* GIVEN REQUEST
Would you repeat the listing exactly but omit every picture?

Records from a data source
····················
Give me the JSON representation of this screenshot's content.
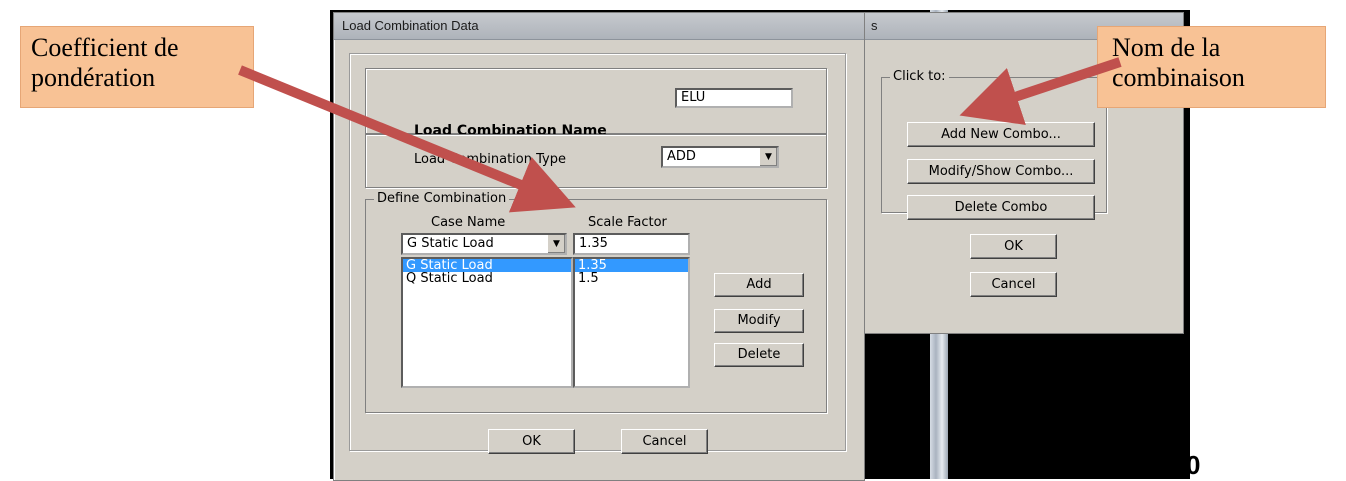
{
  "background_text": "0",
  "right_dialog": {
    "title_fragment": "s",
    "group_label": "Click to:",
    "buttons": [
      "Add New Combo...",
      "Modify/Show Combo...",
      "Delete Combo"
    ],
    "ok_label": "OK",
    "cancel_label": "Cancel"
  },
  "main_dialog": {
    "title": "Load Combination Data",
    "name_label": "Load Combination Name",
    "name_value": "ELU",
    "type_label": "Load Combination Type",
    "type_value": "ADD",
    "define_group_label": "Define Combination",
    "case_name_header": "Case Name",
    "scale_factor_header": "Scale Factor",
    "case_name_selected": "G Static Load",
    "scale_factor_value": "1.35",
    "case_list": [
      "G Static Load",
      "Q Static Load"
    ],
    "factor_list": [
      "1.35",
      "1.5"
    ],
    "add_label": "Add",
    "modify_label": "Modify",
    "delete_label": "Delete",
    "ok_label": "OK",
    "cancel_label": "Cancel"
  },
  "callouts": {
    "left": [
      "Coefficient de",
      "pondération"
    ],
    "right": [
      "Nom de la",
      "combinaison"
    ]
  },
  "colors": {
    "callout_fill": "#f8c295",
    "arrow": "#c0504d",
    "selection": "#3399ff",
    "dialog_face": "#d4d0c8"
  }
}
····················
* ANSWER TO THE TASK
Give me the JSON representation of this screenshot's content.
{
  "background_text": "0",
  "right_dialog": {
    "title_fragment": "s",
    "group_label": "Click to:",
    "buttons": [
      "Add New Combo...",
      "Modify/Show Combo...",
      "Delete Combo"
    ],
    "ok_label": "OK",
    "cancel_label": "Cancel"
  },
  "main_dialog": {
    "title": "Load Combination Data",
    "name_label": "Load Combination Name",
    "name_value": "ELU",
    "type_label": "Load Combination Type",
    "type_value": "ADD",
    "define_group_label": "Define Combination",
    "case_name_header": "Case Name",
    "scale_factor_header": "Scale Factor",
    "case_name_selected": "G Static Load",
    "scale_factor_value": "1.35",
    "case_list": [
      "G Static Load",
      "Q Static Load"
    ],
    "factor_list": [
      "1.35",
      "1.5"
    ],
    "add_label": "Add",
    "modify_label": "Modify",
    "delete_label": "Delete",
    "ok_label": "OK",
    "cancel_label": "Cancel"
  },
  "callouts": {
    "left": [
      "Coefficient de",
      "pondération"
    ],
    "right": [
      "Nom de la",
      "combinaison"
    ]
  },
  "colors": {
    "callout_fill": "#f8c295",
    "arrow": "#c0504d",
    "selection": "#3399ff",
    "dialog_face": "#d4d0c8"
  }
}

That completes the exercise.